Your instructions: Copy out each line containing "Плотность" from the entries below.

[Stored items]
****************************************

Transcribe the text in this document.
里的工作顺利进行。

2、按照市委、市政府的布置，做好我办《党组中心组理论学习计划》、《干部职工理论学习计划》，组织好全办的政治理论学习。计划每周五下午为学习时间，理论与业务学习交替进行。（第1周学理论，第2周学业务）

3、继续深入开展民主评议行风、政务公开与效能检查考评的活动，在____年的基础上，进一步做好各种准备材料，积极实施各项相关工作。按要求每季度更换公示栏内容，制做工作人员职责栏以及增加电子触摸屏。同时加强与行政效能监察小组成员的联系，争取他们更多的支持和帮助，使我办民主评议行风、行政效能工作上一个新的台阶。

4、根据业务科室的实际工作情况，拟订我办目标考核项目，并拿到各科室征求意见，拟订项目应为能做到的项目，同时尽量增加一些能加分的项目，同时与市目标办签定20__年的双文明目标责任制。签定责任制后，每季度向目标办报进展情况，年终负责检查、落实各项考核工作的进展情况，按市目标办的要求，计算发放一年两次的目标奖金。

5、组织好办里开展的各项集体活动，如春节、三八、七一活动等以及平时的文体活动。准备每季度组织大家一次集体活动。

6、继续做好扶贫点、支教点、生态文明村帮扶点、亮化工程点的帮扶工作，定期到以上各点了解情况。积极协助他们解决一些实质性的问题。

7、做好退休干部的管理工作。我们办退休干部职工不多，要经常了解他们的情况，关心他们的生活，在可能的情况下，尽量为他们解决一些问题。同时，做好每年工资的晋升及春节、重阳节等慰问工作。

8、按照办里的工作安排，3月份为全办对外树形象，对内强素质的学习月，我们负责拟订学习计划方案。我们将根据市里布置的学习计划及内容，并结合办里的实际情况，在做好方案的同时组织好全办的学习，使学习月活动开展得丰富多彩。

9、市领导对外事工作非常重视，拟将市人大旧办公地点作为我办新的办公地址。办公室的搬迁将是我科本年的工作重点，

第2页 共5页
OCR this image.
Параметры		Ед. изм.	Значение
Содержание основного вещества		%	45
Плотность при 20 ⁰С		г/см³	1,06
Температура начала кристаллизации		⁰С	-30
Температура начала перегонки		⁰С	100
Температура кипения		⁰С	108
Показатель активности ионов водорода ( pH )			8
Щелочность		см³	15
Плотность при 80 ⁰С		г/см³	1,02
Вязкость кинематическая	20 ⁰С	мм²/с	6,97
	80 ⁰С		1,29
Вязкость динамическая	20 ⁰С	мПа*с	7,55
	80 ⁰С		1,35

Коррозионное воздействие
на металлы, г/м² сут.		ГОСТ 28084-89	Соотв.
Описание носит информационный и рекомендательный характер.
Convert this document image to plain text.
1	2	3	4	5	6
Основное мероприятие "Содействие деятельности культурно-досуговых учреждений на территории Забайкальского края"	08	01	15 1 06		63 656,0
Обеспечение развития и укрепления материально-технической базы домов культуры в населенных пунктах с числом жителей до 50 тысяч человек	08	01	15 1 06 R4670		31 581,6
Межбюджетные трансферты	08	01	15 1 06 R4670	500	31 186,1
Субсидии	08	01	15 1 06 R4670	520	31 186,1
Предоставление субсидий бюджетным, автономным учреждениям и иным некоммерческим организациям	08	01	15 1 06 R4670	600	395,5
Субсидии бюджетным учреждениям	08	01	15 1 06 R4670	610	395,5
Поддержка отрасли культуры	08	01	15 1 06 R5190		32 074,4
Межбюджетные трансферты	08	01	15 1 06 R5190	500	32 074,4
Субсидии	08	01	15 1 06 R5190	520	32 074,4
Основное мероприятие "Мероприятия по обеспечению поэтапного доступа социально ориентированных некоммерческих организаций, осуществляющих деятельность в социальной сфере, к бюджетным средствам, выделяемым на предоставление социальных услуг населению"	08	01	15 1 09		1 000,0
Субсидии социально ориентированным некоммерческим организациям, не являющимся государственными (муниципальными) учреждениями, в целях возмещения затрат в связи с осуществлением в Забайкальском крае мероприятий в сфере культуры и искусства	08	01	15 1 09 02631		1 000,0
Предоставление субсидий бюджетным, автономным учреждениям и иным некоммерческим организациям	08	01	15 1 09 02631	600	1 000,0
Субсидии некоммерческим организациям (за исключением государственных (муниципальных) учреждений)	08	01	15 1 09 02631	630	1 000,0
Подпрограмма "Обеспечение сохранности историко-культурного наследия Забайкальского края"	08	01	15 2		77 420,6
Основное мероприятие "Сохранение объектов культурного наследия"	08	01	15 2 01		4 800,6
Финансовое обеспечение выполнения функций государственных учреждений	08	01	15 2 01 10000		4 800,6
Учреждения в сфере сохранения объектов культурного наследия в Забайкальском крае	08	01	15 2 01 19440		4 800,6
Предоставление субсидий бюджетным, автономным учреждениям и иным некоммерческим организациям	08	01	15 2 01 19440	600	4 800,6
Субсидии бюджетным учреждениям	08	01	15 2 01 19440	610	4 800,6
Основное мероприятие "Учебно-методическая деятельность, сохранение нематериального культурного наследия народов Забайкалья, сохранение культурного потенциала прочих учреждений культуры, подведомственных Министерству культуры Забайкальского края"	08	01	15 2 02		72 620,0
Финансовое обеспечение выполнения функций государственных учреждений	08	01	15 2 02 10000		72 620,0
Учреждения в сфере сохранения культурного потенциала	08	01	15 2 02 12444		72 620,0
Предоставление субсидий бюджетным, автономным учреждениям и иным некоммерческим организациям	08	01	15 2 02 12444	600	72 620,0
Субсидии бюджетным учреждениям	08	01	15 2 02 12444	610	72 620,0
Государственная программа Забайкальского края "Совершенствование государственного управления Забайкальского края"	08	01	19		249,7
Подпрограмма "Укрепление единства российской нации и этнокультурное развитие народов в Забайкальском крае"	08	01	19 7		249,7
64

****************************************

Output of the exercise:
Плотность при 20 ⁰С		г/см³	1,06
Плотность при 80 ⁰С		г/см³	1,02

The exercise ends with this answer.